Exercise. Gather each line in the entries that includes the string "Diagnostic".
********
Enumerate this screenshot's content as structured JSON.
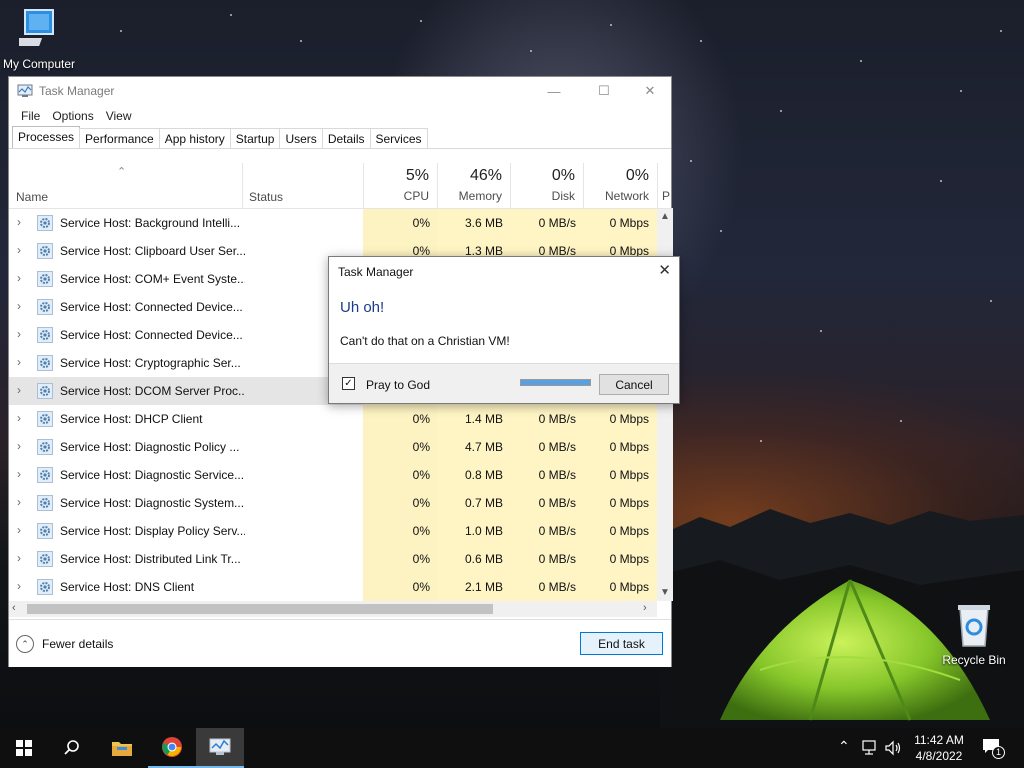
{
  "desktop": {
    "icons": [
      {
        "label": "My Computer"
      },
      {
        "label": "Recycle Bin"
      }
    ]
  },
  "task_manager": {
    "title": "Task Manager",
    "menu": [
      "File",
      "Options",
      "View"
    ],
    "tabs": [
      "Processes",
      "Performance",
      "App history",
      "Startup",
      "Users",
      "Details",
      "Services"
    ],
    "active_tab": "Processes",
    "columns": {
      "name": "Name",
      "status": "Status",
      "cpu": {
        "pct": "5%",
        "label": "CPU"
      },
      "memory": {
        "pct": "46%",
        "label": "Memory"
      },
      "disk": {
        "pct": "0%",
        "label": "Disk"
      },
      "network": {
        "pct": "0%",
        "label": "Network"
      },
      "power": "P"
    },
    "processes": [
      {
        "name": "Service Host: Background Intelli...",
        "cpu": "0%",
        "memory": "3.6 MB",
        "disk": "0 MB/s",
        "network": "0 Mbps"
      },
      {
        "name": "Service Host: Clipboard User Ser...",
        "cpu": "0%",
        "memory": "1.3 MB",
        "disk": "0 MB/s",
        "network": "0 Mbps"
      },
      {
        "name": "Service Host: COM+ Event Syste...",
        "cpu": "",
        "memory": "",
        "disk": "",
        "network": ""
      },
      {
        "name": "Service Host: Connected Device...",
        "cpu": "",
        "memory": "",
        "disk": "",
        "network": ""
      },
      {
        "name": "Service Host: Connected Device...",
        "cpu": "",
        "memory": "",
        "disk": "",
        "network": ""
      },
      {
        "name": "Service Host: Cryptographic Ser...",
        "cpu": "",
        "memory": "",
        "disk": "",
        "network": ""
      },
      {
        "name": "Service Host: DCOM Server Proc...",
        "cpu": "",
        "memory": "",
        "disk": "",
        "network": ""
      },
      {
        "name": "Service Host: DHCP Client",
        "cpu": "0%",
        "memory": "1.4 MB",
        "disk": "0 MB/s",
        "network": "0 Mbps"
      },
      {
        "name": "Service Host: Diagnostic Policy ...",
        "cpu": "0%",
        "memory": "4.7 MB",
        "disk": "0 MB/s",
        "network": "0 Mbps"
      },
      {
        "name": "Service Host: Diagnostic Service...",
        "cpu": "0%",
        "memory": "0.8 MB",
        "disk": "0 MB/s",
        "network": "0 Mbps"
      },
      {
        "name": "Service Host: Diagnostic System...",
        "cpu": "0%",
        "memory": "0.7 MB",
        "disk": "0 MB/s",
        "network": "0 Mbps"
      },
      {
        "name": "Service Host: Display Policy Serv...",
        "cpu": "0%",
        "memory": "1.0 MB",
        "disk": "0 MB/s",
        "network": "0 Mbps"
      },
      {
        "name": "Service Host: Distributed Link Tr...",
        "cpu": "0%",
        "memory": "0.6 MB",
        "disk": "0 MB/s",
        "network": "0 Mbps"
      },
      {
        "name": "Service Host: DNS Client",
        "cpu": "0%",
        "memory": "2.1 MB",
        "disk": "0 MB/s",
        "network": "0 Mbps"
      }
    ],
    "selected_row": 6,
    "footer": {
      "fewer_details": "Fewer details",
      "end_task": "End task"
    }
  },
  "dialog": {
    "title": "Task Manager",
    "heading": "Uh oh!",
    "message": "Can't do that on a Christian VM!",
    "checkbox_label": "Pray to God",
    "checkbox_checked": true,
    "progress": 1.0,
    "cancel_label": "Cancel"
  },
  "taskbar": {
    "apps": [
      "start-icon",
      "search-icon",
      "file-explorer-icon",
      "chrome-icon",
      "task-manager-icon"
    ],
    "time": "11:42 AM",
    "date": "4/8/2022",
    "notification_count": "1"
  },
  "colors": {
    "accent": "#0078d7",
    "heading_blue": "#1c3b8f",
    "heat": "#fcf2c2"
  }
}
********
Solution to this task.
        "name": "Service Host: Diagnostic Policy ...",
        "name": "Service Host: Diagnostic Service...",
        "name": "Service Host: Diagnostic System...",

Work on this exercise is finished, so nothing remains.